▶ [THE REQUEST] Report how many lines contain the word "JSON", with no other text.

▶ [RECORDS SUPPLIED]
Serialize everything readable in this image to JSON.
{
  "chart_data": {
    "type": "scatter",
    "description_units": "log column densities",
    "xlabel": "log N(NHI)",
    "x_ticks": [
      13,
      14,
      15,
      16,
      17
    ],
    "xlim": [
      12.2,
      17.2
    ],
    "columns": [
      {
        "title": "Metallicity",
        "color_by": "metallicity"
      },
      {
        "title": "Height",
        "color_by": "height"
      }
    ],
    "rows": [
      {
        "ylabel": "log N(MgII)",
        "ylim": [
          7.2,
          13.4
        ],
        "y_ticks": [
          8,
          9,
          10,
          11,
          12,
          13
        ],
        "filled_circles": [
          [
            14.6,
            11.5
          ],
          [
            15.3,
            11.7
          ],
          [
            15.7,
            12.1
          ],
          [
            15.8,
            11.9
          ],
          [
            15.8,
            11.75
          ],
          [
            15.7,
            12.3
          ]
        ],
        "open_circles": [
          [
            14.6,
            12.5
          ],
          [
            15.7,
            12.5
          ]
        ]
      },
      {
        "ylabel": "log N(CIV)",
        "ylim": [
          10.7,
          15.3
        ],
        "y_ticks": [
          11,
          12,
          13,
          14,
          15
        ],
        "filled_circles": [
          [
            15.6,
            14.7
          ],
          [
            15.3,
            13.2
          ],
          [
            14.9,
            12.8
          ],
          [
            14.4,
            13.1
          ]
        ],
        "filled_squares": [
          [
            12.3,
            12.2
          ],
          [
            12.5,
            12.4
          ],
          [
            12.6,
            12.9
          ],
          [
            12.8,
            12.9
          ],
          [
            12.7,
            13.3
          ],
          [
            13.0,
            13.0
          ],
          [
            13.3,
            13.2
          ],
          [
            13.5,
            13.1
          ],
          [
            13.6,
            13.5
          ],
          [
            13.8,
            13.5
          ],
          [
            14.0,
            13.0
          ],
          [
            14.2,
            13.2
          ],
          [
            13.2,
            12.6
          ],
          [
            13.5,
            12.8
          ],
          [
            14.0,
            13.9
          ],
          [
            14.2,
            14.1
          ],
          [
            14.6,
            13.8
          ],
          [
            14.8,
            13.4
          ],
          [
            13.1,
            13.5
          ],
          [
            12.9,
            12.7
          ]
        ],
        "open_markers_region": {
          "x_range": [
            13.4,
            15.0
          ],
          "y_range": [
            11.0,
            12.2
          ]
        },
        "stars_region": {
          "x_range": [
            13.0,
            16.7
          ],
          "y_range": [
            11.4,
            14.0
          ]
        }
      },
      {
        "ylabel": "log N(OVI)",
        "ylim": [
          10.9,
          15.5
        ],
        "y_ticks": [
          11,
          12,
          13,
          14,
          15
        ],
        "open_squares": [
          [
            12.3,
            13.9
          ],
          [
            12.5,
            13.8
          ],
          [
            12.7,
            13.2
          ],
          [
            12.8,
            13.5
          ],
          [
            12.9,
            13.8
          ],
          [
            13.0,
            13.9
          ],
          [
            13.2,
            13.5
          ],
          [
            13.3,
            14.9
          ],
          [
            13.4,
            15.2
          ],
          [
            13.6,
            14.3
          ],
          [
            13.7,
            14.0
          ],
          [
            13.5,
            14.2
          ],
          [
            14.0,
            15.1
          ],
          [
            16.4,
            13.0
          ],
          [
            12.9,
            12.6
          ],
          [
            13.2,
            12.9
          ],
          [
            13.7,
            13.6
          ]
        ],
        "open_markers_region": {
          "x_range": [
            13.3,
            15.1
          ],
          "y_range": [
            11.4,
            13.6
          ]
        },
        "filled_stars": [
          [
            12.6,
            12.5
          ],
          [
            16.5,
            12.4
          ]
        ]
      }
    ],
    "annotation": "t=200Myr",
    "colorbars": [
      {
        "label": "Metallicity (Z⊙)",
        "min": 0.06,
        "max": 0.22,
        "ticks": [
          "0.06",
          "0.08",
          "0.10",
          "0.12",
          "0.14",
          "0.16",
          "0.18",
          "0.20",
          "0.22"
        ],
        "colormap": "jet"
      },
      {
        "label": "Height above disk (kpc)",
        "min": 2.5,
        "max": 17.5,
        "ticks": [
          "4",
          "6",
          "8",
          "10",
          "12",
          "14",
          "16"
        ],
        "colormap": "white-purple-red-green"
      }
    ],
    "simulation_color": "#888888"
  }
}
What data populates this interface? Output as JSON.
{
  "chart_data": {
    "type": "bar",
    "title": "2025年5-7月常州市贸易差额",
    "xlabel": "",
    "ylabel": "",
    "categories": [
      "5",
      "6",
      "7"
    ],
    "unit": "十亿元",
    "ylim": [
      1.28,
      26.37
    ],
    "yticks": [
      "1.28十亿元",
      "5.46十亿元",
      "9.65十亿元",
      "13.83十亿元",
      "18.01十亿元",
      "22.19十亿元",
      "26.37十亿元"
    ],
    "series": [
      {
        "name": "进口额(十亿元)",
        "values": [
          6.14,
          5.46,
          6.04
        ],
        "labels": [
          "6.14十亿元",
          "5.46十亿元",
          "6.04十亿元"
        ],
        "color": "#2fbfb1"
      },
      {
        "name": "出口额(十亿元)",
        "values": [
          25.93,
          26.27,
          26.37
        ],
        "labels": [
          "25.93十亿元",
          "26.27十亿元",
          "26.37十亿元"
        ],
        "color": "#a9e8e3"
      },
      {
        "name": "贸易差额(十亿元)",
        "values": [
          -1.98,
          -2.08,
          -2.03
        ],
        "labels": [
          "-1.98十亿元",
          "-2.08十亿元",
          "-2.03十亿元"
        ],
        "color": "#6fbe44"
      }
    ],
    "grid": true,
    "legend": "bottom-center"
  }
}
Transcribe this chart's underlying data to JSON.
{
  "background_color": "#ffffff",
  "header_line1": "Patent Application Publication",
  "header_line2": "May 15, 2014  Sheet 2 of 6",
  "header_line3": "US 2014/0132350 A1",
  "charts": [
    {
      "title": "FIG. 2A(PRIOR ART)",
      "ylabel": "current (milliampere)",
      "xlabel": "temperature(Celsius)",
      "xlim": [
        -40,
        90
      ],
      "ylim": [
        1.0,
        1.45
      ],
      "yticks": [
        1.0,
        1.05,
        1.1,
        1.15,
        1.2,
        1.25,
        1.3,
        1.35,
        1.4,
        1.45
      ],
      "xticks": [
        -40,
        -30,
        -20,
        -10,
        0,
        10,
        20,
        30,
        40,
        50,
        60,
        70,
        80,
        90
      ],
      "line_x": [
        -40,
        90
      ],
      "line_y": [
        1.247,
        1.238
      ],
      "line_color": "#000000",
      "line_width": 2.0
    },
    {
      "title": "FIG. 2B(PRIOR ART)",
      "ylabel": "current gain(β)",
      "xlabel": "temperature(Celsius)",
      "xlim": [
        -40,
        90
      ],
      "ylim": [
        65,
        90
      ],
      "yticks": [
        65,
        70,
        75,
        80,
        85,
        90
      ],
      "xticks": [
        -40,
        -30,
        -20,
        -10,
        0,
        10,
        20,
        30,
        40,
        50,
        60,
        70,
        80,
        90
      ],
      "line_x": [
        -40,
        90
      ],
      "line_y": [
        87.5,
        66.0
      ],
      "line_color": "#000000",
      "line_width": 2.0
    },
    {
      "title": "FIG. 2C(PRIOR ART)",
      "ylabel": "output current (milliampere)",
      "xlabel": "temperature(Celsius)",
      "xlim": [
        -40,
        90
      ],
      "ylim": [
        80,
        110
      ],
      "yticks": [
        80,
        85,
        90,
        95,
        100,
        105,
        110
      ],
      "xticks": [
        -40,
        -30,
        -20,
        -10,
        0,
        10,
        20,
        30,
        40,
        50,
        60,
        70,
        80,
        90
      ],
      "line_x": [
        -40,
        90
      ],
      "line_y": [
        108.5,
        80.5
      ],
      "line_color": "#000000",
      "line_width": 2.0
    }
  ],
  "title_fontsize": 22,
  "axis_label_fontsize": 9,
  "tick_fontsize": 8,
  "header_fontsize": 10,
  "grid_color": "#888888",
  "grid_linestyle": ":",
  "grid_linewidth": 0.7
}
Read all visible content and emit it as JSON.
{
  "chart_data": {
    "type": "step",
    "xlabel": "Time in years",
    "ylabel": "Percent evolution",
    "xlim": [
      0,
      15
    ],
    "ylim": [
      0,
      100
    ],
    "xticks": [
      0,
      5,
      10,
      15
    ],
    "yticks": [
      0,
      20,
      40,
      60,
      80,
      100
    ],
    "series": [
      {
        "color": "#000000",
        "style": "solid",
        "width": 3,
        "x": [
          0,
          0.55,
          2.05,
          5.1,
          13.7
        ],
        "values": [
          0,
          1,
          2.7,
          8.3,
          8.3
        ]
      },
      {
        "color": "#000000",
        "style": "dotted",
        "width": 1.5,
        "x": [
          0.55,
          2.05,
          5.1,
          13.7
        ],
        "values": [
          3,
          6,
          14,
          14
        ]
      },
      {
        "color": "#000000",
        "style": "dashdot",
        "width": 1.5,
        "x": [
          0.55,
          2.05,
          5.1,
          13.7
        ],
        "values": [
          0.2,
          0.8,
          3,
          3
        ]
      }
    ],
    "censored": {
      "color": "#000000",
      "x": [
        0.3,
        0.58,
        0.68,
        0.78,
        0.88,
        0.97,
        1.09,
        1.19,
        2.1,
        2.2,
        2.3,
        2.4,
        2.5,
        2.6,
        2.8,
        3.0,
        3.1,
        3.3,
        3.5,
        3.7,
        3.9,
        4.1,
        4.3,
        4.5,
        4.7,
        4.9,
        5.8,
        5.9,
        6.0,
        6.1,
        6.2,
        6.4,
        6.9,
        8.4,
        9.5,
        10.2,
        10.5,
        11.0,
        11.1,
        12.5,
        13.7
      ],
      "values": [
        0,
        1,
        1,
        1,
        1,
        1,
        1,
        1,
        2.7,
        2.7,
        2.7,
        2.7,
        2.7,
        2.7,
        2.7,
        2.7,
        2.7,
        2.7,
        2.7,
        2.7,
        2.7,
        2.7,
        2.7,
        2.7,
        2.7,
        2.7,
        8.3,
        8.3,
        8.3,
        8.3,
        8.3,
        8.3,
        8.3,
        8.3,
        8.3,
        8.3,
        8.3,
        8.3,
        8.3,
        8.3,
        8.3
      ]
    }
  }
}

▶ [REPLY] 4